Rows from a dataset
--- Begin ---
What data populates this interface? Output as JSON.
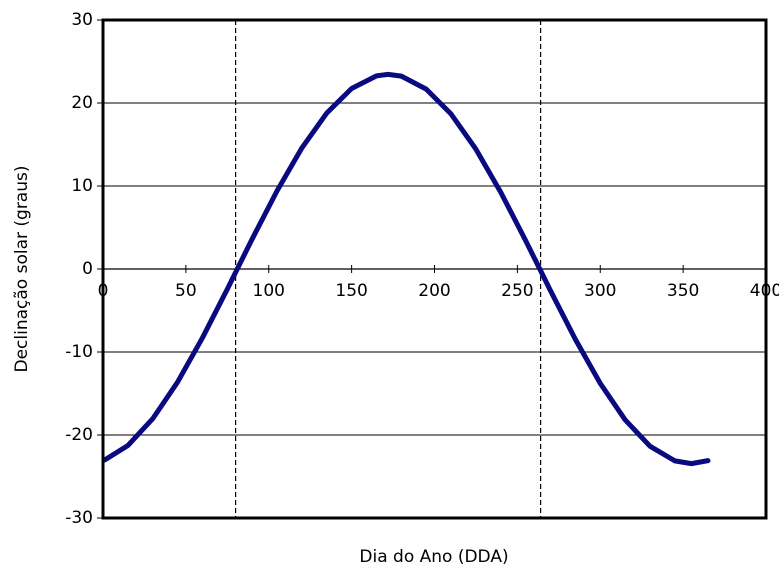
{
  "chart_data": {
    "type": "line",
    "xlabel": "Dia do Ano (DDA)",
    "ylabel": "Declinação solar (graus)",
    "x": [
      1,
      15,
      30,
      45,
      60,
      75,
      81,
      90,
      105,
      120,
      135,
      150,
      165,
      172,
      180,
      195,
      210,
      225,
      240,
      255,
      264,
      270,
      285,
      300,
      315,
      330,
      345,
      355,
      365
    ],
    "series": [
      {
        "color": "#0a0a80",
        "values": [
          -23.01,
          -21.27,
          -18.04,
          -13.62,
          -8.29,
          -2.42,
          0,
          3.62,
          9.41,
          14.59,
          18.79,
          21.75,
          23.27,
          23.45,
          23.24,
          21.67,
          18.67,
          14.43,
          9.23,
          3.42,
          -0.2,
          -2.62,
          -8.48,
          -13.78,
          -18.17,
          -21.35,
          -23.12,
          -23.45,
          -23.09
        ]
      }
    ],
    "vlines": [
      80,
      264
    ],
    "xlim": [
      0,
      400
    ],
    "xticks": [
      0,
      50,
      100,
      150,
      200,
      250,
      300,
      350,
      400
    ],
    "ylim": [
      -30,
      30
    ],
    "yticks": [
      -30,
      -20,
      -10,
      0,
      10,
      20,
      30
    ],
    "grid": true
  }
}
--- End ---
▸ **Short exercise**
Ignore the images and quote every line of the listing exactly.

▸ **Correct result**
What data populates this interface? Output as JSON.
{
  "chart_data": {
    "type": "line",
    "xlabel": "Dia do Ano (DDA)",
    "ylabel": "Declinação solar (graus)",
    "x": [
      1,
      15,
      30,
      45,
      60,
      75,
      81,
      90,
      105,
      120,
      135,
      150,
      165,
      172,
      180,
      195,
      210,
      225,
      240,
      255,
      264,
      270,
      285,
      300,
      315,
      330,
      345,
      355,
      365
    ],
    "series": [
      {
        "color": "#0a0a80",
        "values": [
          -23.01,
          -21.27,
          -18.04,
          -13.62,
          -8.29,
          -2.42,
          0,
          3.62,
          9.41,
          14.59,
          18.79,
          21.75,
          23.27,
          23.45,
          23.24,
          21.67,
          18.67,
          14.43,
          9.23,
          3.42,
          -0.2,
          -2.62,
          -8.48,
          -13.78,
          -18.17,
          -21.35,
          -23.12,
          -23.45,
          -23.09
        ]
      }
    ],
    "vlines": [
      80,
      264
    ],
    "xlim": [
      0,
      400
    ],
    "xticks": [
      0,
      50,
      100,
      150,
      200,
      250,
      300,
      350,
      400
    ],
    "ylim": [
      -30,
      30
    ],
    "yticks": [
      -30,
      -20,
      -10,
      0,
      10,
      20,
      30
    ],
    "grid": true
  }
}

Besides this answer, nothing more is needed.